** Written exercise **
Look for the word "name" in the entries below, then copy every line that has it.

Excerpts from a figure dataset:
— START —
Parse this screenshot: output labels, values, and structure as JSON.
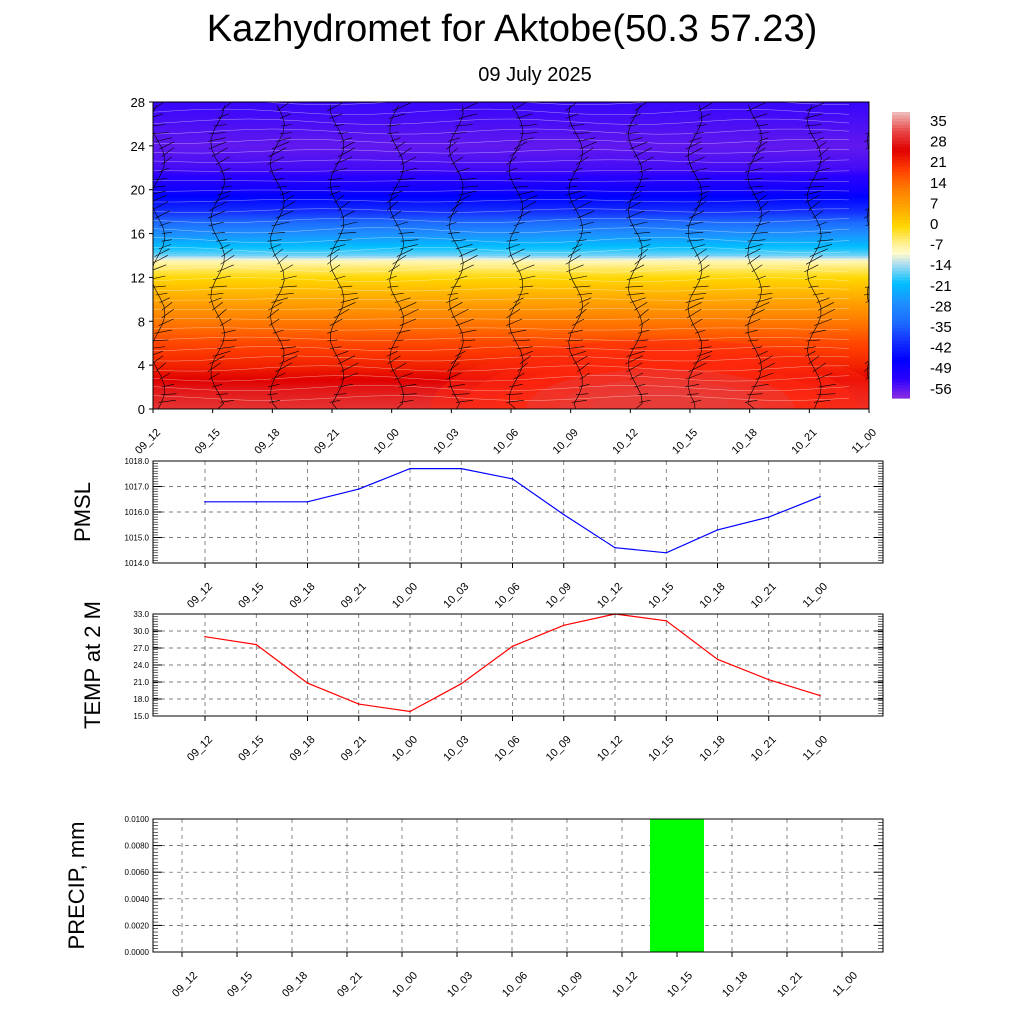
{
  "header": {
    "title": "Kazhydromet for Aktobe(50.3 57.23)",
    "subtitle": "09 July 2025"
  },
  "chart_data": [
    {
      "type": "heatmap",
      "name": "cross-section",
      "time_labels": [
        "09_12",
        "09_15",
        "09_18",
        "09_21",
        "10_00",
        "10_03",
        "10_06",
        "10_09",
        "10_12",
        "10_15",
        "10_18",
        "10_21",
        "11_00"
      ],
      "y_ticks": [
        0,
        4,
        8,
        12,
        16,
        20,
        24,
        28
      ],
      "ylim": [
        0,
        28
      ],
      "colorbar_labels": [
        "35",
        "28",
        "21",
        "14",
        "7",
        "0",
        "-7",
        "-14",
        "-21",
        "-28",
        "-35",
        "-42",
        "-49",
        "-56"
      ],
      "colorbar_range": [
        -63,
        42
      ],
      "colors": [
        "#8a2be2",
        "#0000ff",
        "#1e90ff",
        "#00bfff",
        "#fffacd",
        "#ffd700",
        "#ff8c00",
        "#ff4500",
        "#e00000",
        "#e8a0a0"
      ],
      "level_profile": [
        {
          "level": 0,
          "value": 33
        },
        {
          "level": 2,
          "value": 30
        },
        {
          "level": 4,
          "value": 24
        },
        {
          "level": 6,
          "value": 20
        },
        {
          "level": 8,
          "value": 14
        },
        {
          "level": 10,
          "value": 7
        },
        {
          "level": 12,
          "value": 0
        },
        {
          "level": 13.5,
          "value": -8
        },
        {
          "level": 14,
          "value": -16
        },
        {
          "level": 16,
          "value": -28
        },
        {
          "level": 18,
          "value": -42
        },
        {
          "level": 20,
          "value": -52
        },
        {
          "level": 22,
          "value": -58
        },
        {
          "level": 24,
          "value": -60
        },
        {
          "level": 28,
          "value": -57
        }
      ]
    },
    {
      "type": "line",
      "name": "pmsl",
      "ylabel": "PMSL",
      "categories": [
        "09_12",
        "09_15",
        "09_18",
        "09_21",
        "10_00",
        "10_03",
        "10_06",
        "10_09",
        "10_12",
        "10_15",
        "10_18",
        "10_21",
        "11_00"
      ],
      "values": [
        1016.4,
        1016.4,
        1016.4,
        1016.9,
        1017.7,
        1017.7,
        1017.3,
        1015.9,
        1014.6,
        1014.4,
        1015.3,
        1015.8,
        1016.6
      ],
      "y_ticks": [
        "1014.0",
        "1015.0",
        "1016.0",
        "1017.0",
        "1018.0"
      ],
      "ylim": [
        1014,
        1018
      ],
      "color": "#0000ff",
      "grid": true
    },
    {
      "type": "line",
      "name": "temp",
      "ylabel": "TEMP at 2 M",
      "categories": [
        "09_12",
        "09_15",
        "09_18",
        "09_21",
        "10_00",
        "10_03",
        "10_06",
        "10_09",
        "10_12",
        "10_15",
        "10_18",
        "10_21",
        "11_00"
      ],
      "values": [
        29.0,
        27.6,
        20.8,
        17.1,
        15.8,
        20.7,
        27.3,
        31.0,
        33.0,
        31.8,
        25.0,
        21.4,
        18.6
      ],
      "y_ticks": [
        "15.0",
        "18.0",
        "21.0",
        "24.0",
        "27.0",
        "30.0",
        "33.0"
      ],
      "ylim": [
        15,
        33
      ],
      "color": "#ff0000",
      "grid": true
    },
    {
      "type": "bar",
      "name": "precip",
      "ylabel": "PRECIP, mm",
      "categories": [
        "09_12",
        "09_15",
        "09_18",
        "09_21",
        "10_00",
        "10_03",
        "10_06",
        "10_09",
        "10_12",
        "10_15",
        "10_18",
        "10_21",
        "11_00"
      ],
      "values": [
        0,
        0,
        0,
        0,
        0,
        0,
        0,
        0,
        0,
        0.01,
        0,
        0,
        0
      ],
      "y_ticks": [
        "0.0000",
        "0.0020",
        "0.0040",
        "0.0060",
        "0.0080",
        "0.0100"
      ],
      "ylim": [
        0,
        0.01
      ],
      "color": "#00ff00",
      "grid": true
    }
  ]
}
— END —
** Full answer **
      "name": "cross-section",
      "name": "pmsl",
      "name": "temp",
      "name": "precip",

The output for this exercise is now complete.